- _LISTING_

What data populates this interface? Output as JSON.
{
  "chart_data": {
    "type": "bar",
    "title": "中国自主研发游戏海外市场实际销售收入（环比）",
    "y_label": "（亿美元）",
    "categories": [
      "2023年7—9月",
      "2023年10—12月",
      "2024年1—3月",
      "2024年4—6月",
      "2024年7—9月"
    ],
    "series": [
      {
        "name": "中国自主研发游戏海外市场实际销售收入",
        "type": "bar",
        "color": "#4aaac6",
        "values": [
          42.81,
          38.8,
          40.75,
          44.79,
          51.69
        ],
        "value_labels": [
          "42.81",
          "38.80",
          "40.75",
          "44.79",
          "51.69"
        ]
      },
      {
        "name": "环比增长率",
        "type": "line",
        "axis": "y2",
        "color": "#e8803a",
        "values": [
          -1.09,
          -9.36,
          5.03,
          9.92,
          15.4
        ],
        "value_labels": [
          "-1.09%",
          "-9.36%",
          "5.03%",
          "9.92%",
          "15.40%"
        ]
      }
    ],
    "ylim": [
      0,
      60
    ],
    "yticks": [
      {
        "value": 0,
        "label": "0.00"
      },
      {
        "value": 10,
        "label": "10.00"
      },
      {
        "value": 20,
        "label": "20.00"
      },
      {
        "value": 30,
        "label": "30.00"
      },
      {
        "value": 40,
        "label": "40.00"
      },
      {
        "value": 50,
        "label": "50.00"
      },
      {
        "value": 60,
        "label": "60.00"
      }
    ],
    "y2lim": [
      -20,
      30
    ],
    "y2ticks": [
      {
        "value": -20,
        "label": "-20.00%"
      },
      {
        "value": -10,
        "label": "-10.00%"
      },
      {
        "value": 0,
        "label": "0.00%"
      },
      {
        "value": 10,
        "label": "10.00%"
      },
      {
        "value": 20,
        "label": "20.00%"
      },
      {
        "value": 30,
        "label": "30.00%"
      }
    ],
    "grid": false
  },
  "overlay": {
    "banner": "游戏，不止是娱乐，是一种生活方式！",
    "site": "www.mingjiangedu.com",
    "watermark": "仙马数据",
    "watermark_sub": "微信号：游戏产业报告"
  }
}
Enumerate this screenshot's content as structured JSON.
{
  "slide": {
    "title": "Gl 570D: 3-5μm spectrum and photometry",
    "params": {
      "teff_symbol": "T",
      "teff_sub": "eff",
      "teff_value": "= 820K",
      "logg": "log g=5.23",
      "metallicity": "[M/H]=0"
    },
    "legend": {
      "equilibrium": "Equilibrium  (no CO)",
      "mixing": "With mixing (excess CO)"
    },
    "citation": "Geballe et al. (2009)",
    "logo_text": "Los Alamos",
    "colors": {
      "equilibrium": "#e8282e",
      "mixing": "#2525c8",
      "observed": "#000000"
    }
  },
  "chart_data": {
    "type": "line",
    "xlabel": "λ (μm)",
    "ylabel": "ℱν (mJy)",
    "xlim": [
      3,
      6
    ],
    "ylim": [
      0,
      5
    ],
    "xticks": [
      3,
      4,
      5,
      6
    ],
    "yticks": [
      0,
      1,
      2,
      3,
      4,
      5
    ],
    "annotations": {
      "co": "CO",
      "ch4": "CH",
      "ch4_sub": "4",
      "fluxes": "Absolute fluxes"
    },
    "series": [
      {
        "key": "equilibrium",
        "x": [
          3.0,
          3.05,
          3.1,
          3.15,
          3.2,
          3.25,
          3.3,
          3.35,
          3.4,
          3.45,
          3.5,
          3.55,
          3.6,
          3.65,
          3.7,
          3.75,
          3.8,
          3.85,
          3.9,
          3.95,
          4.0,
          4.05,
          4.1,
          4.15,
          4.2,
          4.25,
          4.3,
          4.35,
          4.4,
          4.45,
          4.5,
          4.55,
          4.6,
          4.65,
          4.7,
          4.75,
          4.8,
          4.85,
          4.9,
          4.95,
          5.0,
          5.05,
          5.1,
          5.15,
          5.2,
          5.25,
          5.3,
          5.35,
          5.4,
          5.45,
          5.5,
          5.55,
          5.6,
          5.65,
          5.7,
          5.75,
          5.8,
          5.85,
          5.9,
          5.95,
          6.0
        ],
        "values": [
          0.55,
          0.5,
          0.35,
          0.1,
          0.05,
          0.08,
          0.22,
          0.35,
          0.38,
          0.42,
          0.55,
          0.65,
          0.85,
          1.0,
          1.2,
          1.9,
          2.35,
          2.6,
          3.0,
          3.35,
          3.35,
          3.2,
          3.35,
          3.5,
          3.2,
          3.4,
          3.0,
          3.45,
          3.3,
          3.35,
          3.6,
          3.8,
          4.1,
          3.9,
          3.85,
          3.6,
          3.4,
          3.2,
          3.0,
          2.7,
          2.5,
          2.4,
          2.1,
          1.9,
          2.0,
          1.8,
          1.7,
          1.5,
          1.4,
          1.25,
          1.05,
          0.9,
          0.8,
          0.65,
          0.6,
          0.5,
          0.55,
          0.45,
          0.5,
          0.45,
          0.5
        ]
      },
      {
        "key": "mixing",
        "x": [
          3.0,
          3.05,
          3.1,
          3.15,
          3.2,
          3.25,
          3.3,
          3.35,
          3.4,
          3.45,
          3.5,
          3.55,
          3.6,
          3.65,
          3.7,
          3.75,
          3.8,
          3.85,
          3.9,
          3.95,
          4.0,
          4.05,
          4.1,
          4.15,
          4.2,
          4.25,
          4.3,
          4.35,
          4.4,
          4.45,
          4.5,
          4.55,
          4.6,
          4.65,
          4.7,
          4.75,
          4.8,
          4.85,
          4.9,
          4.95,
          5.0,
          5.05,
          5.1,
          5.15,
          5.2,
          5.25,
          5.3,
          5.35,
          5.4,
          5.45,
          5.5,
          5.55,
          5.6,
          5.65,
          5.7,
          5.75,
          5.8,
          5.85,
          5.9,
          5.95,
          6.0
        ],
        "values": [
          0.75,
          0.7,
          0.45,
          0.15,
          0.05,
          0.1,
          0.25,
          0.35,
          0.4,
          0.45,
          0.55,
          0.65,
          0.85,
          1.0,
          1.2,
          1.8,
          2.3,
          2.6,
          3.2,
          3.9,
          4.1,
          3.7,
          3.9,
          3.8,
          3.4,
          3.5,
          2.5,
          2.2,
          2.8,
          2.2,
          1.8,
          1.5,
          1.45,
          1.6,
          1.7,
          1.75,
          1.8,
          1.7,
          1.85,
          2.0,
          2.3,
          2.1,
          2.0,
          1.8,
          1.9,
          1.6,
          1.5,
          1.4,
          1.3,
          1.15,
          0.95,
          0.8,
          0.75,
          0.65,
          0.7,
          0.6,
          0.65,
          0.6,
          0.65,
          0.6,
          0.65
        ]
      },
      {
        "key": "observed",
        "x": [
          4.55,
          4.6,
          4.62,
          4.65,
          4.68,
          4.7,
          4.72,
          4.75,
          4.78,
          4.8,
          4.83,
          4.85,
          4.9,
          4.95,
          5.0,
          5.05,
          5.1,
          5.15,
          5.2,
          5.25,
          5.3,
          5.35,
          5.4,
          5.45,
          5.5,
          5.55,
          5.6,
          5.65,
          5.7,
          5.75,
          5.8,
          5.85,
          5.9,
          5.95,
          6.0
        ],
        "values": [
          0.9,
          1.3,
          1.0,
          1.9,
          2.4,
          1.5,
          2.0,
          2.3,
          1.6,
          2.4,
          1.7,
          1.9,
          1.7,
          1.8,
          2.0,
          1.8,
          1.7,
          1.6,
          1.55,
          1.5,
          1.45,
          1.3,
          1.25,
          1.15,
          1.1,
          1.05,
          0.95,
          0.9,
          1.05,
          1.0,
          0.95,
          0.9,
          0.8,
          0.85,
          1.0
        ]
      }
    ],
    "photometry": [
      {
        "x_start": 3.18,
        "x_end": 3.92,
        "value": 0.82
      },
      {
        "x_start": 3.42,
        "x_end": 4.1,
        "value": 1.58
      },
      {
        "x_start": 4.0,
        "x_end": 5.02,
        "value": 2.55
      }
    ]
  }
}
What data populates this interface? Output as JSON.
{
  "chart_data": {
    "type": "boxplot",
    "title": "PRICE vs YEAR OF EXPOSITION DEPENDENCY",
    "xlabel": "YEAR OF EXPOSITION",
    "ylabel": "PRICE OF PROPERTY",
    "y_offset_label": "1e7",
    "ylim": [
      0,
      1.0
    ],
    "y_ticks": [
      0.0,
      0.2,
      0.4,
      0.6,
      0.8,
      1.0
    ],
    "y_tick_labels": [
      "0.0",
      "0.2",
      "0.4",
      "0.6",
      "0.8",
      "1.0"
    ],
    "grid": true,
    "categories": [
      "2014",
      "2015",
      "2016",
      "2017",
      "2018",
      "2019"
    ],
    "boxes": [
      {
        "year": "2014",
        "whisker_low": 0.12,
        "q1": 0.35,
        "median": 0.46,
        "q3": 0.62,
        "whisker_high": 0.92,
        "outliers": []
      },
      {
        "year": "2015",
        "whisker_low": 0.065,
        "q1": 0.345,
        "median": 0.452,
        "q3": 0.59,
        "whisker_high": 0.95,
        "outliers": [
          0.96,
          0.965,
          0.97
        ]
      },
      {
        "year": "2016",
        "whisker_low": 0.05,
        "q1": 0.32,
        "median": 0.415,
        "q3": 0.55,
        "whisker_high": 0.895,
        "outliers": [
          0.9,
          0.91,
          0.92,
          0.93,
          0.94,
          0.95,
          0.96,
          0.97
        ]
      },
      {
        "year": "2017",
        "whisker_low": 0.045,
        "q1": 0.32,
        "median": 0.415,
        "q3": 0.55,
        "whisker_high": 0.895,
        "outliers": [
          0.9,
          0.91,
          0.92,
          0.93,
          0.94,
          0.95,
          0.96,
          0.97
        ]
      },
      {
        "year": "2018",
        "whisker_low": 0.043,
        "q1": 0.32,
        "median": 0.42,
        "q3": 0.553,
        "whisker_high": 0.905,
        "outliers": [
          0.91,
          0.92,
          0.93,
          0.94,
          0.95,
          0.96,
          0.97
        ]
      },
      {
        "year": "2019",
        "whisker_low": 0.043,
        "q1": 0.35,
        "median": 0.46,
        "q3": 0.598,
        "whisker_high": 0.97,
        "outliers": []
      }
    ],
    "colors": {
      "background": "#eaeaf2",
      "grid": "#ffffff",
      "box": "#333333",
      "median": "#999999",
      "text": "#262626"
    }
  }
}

- _EXERCISE_
Return all lines of the material above in which the word "median" occurs.

- _EXPECTED ANSWER_
        "median": 0.46,
        "median": 0.452,
        "median": 0.415,
        "median": 0.415,
        "median": 0.42,
        "median": 0.46,
      "median": "#999999",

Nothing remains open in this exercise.